> [INSTRUCTION]
Make an exact copy of all the records.

> [RECORDED DATA]
+++++

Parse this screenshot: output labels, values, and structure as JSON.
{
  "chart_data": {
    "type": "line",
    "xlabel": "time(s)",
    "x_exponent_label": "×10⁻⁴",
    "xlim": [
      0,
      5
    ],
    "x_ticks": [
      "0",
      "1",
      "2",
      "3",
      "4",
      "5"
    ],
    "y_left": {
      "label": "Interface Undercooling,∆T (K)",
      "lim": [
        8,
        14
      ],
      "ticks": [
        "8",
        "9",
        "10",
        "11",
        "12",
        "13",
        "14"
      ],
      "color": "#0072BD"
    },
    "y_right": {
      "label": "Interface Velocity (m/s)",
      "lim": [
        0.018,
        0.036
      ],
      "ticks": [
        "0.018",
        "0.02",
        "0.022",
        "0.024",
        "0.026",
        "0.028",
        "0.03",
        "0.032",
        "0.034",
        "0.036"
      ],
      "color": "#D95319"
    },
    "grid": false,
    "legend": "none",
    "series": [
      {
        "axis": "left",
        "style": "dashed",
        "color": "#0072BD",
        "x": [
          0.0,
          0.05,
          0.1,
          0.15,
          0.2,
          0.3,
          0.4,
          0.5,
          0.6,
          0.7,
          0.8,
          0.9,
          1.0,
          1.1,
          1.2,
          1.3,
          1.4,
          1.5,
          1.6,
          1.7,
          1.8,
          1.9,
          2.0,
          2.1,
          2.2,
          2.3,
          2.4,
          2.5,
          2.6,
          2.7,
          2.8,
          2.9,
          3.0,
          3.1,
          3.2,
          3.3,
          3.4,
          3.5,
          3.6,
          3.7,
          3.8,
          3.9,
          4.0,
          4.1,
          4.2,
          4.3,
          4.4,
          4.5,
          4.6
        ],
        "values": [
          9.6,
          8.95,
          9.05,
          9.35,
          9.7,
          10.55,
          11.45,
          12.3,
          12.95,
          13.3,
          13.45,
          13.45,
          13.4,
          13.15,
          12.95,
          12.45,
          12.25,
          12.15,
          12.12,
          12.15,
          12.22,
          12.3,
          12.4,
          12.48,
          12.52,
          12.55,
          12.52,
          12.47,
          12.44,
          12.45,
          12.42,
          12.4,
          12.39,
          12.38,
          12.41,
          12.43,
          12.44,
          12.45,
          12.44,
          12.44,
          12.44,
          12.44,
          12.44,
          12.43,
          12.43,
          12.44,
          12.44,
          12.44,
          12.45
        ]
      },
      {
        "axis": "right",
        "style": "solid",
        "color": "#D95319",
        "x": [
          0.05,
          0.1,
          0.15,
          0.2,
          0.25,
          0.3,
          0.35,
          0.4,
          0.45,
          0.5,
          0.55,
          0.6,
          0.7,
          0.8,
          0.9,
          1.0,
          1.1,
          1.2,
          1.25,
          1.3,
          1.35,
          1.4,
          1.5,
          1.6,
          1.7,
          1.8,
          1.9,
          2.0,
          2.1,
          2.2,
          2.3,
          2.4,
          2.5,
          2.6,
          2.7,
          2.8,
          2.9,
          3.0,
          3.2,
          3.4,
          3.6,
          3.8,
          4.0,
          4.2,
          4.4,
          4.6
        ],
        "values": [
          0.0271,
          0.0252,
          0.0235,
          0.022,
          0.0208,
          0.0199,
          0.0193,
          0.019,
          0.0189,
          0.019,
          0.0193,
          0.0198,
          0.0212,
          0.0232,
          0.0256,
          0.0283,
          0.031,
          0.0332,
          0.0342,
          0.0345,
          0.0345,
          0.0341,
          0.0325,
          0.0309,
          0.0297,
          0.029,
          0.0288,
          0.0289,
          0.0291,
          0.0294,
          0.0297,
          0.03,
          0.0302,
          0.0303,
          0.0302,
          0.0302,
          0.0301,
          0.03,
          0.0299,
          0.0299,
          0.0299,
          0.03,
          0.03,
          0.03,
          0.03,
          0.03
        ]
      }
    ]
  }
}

+++++

> [REPLY]
Parse this screenshot: output labels, values, and structure as JSON.
{
  "chart_data": {
    "type": "line",
    "xlabel": "time(s)",
    "x_exponent_label": "×10⁻⁴",
    "xlim": [
      0,
      5
    ],
    "x_ticks": [
      "0",
      "1",
      "2",
      "3",
      "4",
      "5"
    ],
    "y_left": {
      "label": "Interface Undercooling,∆T (K)",
      "lim": [
        8,
        14
      ],
      "ticks": [
        "8",
        "9",
        "10",
        "11",
        "12",
        "13",
        "14"
      ],
      "color": "#0072BD"
    },
    "y_right": {
      "label": "Interface Velocity (m/s)",
      "lim": [
        0.018,
        0.036
      ],
      "ticks": [
        "0.018",
        "0.02",
        "0.022",
        "0.024",
        "0.026",
        "0.028",
        "0.03",
        "0.032",
        "0.034",
        "0.036"
      ],
      "color": "#D95319"
    },
    "grid": false,
    "legend": "none",
    "series": [
      {
        "axis": "left",
        "style": "dashed",
        "color": "#0072BD",
        "x": [
          0.0,
          0.05,
          0.1,
          0.15,
          0.2,
          0.3,
          0.4,
          0.5,
          0.6,
          0.7,
          0.8,
          0.9,
          1.0,
          1.1,
          1.2,
          1.3,
          1.4,
          1.5,
          1.6,
          1.7,
          1.8,
          1.9,
          2.0,
          2.1,
          2.2,
          2.3,
          2.4,
          2.5,
          2.6,
          2.7,
          2.8,
          2.9,
          3.0,
          3.1,
          3.2,
          3.3,
          3.4,
          3.5,
          3.6,
          3.7,
          3.8,
          3.9,
          4.0,
          4.1,
          4.2,
          4.3,
          4.4,
          4.5,
          4.6
        ],
        "values": [
          9.6,
          8.95,
          9.05,
          9.35,
          9.7,
          10.55,
          11.45,
          12.3,
          12.95,
          13.3,
          13.45,
          13.45,
          13.4,
          13.15,
          12.95,
          12.45,
          12.25,
          12.15,
          12.12,
          12.15,
          12.22,
          12.3,
          12.4,
          12.48,
          12.52,
          12.55,
          12.52,
          12.47,
          12.44,
          12.45,
          12.42,
          12.4,
          12.39,
          12.38,
          12.41,
          12.43,
          12.44,
          12.45,
          12.44,
          12.44,
          12.44,
          12.44,
          12.44,
          12.43,
          12.43,
          12.44,
          12.44,
          12.44,
          12.45
        ]
      },
      {
        "axis": "right",
        "style": "solid",
        "color": "#D95319",
        "x": [
          0.05,
          0.1,
          0.15,
          0.2,
          0.25,
          0.3,
          0.35,
          0.4,
          0.45,
          0.5,
          0.55,
          0.6,
          0.7,
          0.8,
          0.9,
          1.0,
          1.1,
          1.2,
          1.25,
          1.3,
          1.35,
          1.4,
          1.5,
          1.6,
          1.7,
          1.8,
          1.9,
          2.0,
          2.1,
          2.2,
          2.3,
          2.4,
          2.5,
          2.6,
          2.7,
          2.8,
          2.9,
          3.0,
          3.2,
          3.4,
          3.6,
          3.8,
          4.0,
          4.2,
          4.4,
          4.6
        ],
        "values": [
          0.0271,
          0.0252,
          0.0235,
          0.022,
          0.0208,
          0.0199,
          0.0193,
          0.019,
          0.0189,
          0.019,
          0.0193,
          0.0198,
          0.0212,
          0.0232,
          0.0256,
          0.0283,
          0.031,
          0.0332,
          0.0342,
          0.0345,
          0.0345,
          0.0341,
          0.0325,
          0.0309,
          0.0297,
          0.029,
          0.0288,
          0.0289,
          0.0291,
          0.0294,
          0.0297,
          0.03,
          0.0302,
          0.0303,
          0.0302,
          0.0302,
          0.0301,
          0.03,
          0.0299,
          0.0299,
          0.0299,
          0.03,
          0.03,
          0.03,
          0.03,
          0.03
        ]
      }
    ]
  }
}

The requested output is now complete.